**What is expected**
Reading down the listing below, count the lines where the word "frac" shows up, then give only that count.

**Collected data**
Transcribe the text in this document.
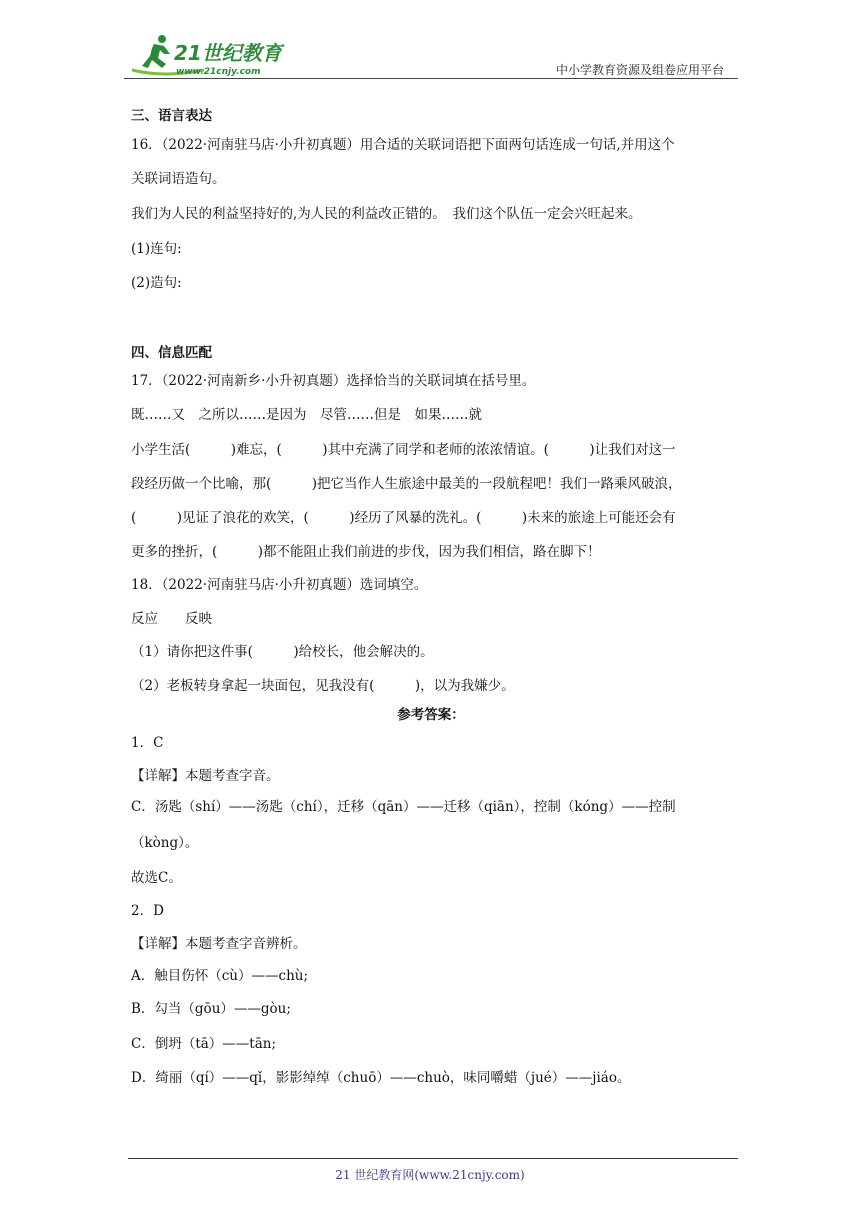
21世纪教育
www.21cnjy.com	中小学教育资源及组卷应用平台
三、语言表达
16．（2022·河南驻马店·小升初真题）用合适的关联词语把下面两句话连成一句话,并用这个
关联词语造句。
我们为人民的利益坚持好的,为人民的利益改正错的。　我们这个队伍一定会兴旺起来。
(1)连句:
(2)造句:
四、信息匹配
17．（2022·河南新乡·小升初真题）选择恰当的关联词填在括号里。
既……又　之所以……是因为　尽管……但是　如果……就
小学生活(　　　)难忘，(　　　)其中充满了同学和老师的浓浓情谊。(　　　)让我们对这一
段经历做一个比喻，那(　　　)把它当作人生旅途中最美的一段航程吧！我们一路乘风破浪，
(　　　)见证了浪花的欢笑，(　　　)经历了风暴的洗礼。(　　　)未来的旅途上可能还会有
更多的挫折，(　　　)都不能阻止我们前进的步伐，因为我们相信，路在脚下！
18．（2022·河南驻马店·小升初真题）选词填空。
反应　　反映
（1）请你把这件事(　　　)给校长，他会解决的。
（2）老板转身拿起一块面包，见我没有(　　　)，以为我嫌少。
参考答案：
1．C
【详解】本题考查字音。
C．汤匙（shí）——汤匙（chí），迁移（qān）——迁移（qiān），控制（kóng）——控制
（kòng）。
故选C。
2．D
【详解】本题考查字音辨析。
A．触目伤怀（cù）——chù;
B．勾当（gōu）——gòu;
C．倒坍（tā）——tān;
D．绮丽（qí）——qǐ，影影绰绰（chuō）——chuò，味同嚼蜡（jué）——jiáo。
21 世纪教育网(www.21cnjy.com)
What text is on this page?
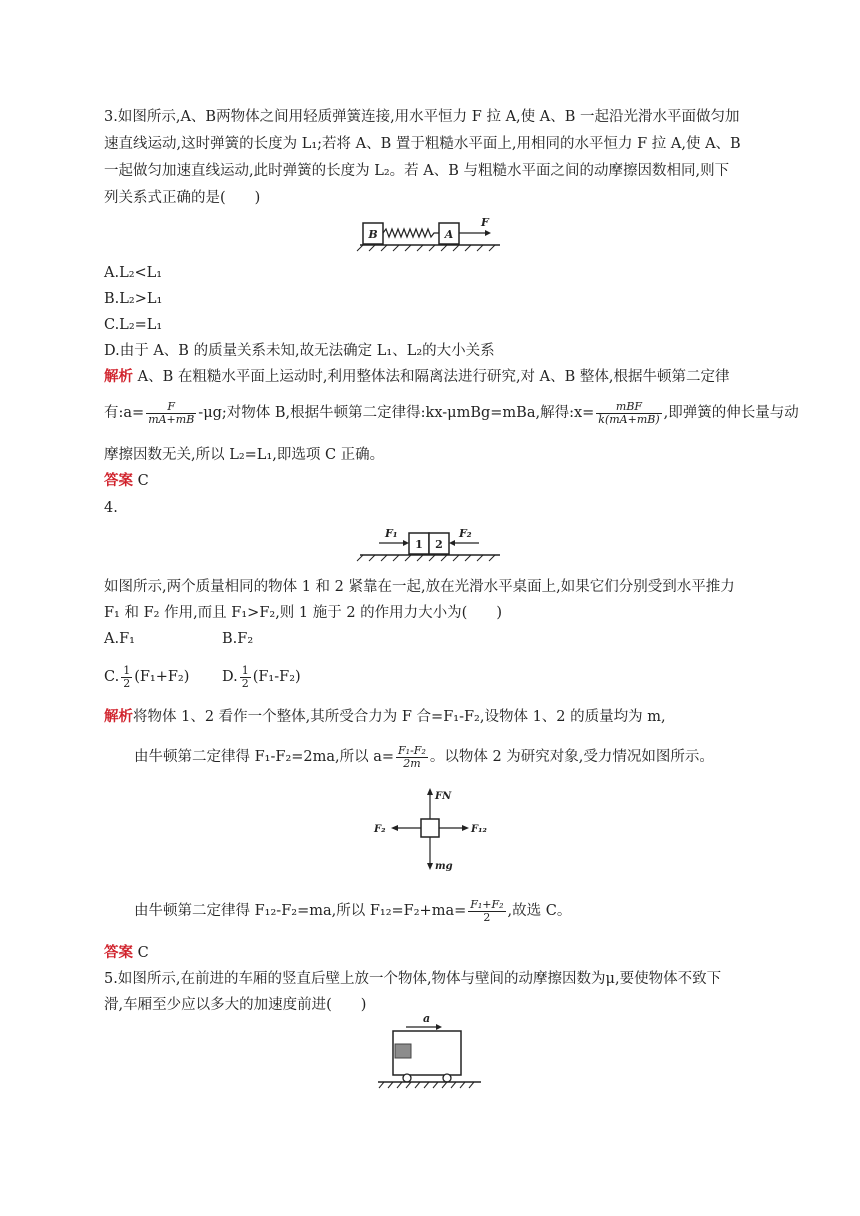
3.如图所示,A、B两物体之间用轻质弹簧连接,用水平恒力 F 拉 A,使 A、B 一起沿光滑水平面做匀加
速直线运动,这时弹簧的长度为 L₁;若将 A、B 置于粗糙水平面上,用相同的水平恒力 F 拉 A,使 A、B
一起做匀加速直线运动,此时弹簧的长度为 L₂。若 A、B 与粗糙水平面之间的动摩擦因数相同,则下
列关系式正确的是(　　)
B	A
F
A.L₂<L₁
B.L₂>L₁
C.L₂=L₁
D.由于 A、B 的质量关系未知,故无法确定 L₁、L₂的大小关系
解析 A、B 在粗糙水平面上运动时,利用整体法和隔离法进行研究,对 A、B 整体,根据牛顿第二定律
有:a= $\frac{F}{mA+mB} -\mu g$;对物体 B,根据牛顿第二定律得:kx-μmBg=mBa,解得:x= $\frac{\text{mBF}}{k(mA+mB)}$ ,即弹簧的伸长量与动
摩擦因数无关,所以 L₂=L₁,即选项 C 正确。
答案 C
4.
F₁
1 2
F₂
如图所示,两个质量相同的物体 1 和 2 紧靠在一起,放在光滑水平桌面上,如果它们分别受到水平推力
F₁ 和 F₂ 作用,而且 F₁>F₂,则 1 施于 2 的作用力大小为(　　)
A.F₁	B.F₂
C. $\frac{1}{2} (F_1+F_2)$ D. $\frac{1}{2} (F_1-F_2)$
解析将物体 1、2 看作一个整体,其所受合力为 F 合=F₁-F₂,设物体 1、2 的质量均为 m,
由牛顿第二定律得 F₁-F₂=2ma,所以 $a= \frac{\text{F₁-F₂}}{2m}$ 。以物体 2 为研究对象,受力情况如图所示。
FN
F₂	F₁₂
mg
由牛顿第二定律得 F₁₂-F₂=ma,所以 $F_{12}=F_2+ma= \frac{\text{F₁+F₂}}{2}$ ,故选 C。
答案 C
5.如图所示,在前进的车厢的竖直后壁上放一个物体,物体与壁间的动摩擦因数为μ,要使物体不致下
滑,车厢至少应以多大的加速度前进(　　)
a
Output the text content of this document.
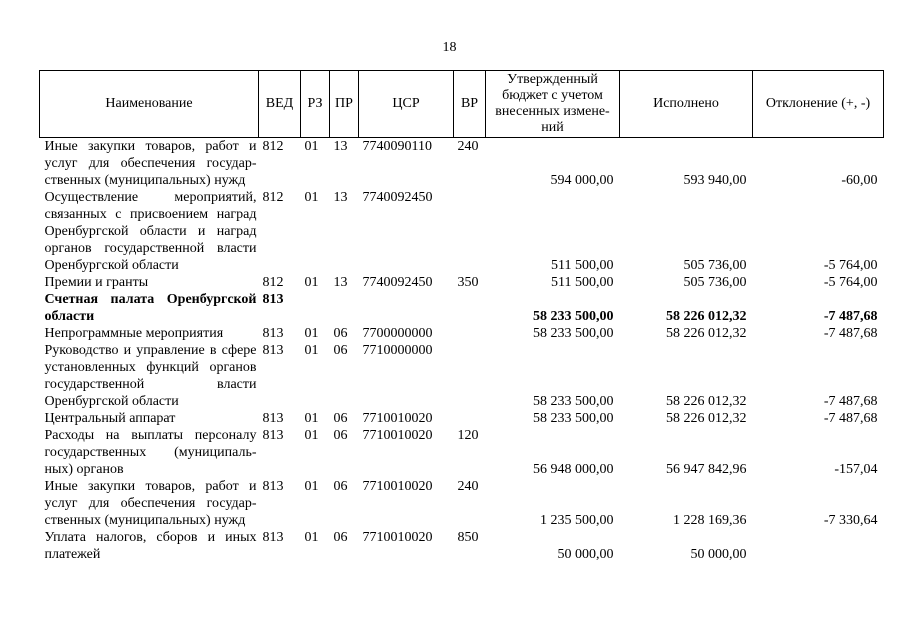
18
Наименование	ВЕД	РЗ	ПР	ЦСР	ВР	Утвержденный бюджет с учетом внесенных измене-ний	Исполнено	Отклонение (+, -)
Иные закупки товаров, работ и услуг для обеспечения государ-ственных (муниципальных) нужд	812	01	13	7740090110	240	594 000,00	593 940,00	-60,00
Осуществление мероприятий, связанных с присвоением наград Оренбургской области и наград органов государственной власти Оренбургской области	812	01	13	7740092450		511 500,00	505 736,00	-5 764,00
Премии и гранты	812	01	13	7740092450	350	511 500,00	505 736,00	-5 764,00
Счетная палата Оренбургской области	813					58 233 500,00	58 226 012,32	-7 487,68
Непрограммные мероприятия	813	01	06	7700000000		58 233 500,00	58 226 012,32	-7 487,68
Руководство и управление в сфере установленных функций органов государственной власти Оренбургской области	813	01	06	7710000000		58 233 500,00	58 226 012,32	-7 487,68
Центральный аппарат	813	01	06	7710010020		58 233 500,00	58 226 012,32	-7 487,68
Расходы на выплаты персоналу государственных (муниципаль-ных) органов	813	01	06	7710010020	120	56 948 000,00	56 947 842,96	-157,04
Иные закупки товаров, работ и услуг для обеспечения государ-ственных (муниципальных) нужд	813	01	06	7710010020	240	1 235 500,00	1 228 169,36	-7 330,64
Уплата налогов, сборов и иных платежей	813	01	06	7710010020	850	50 000,00	50 000,00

**Exercise result**
4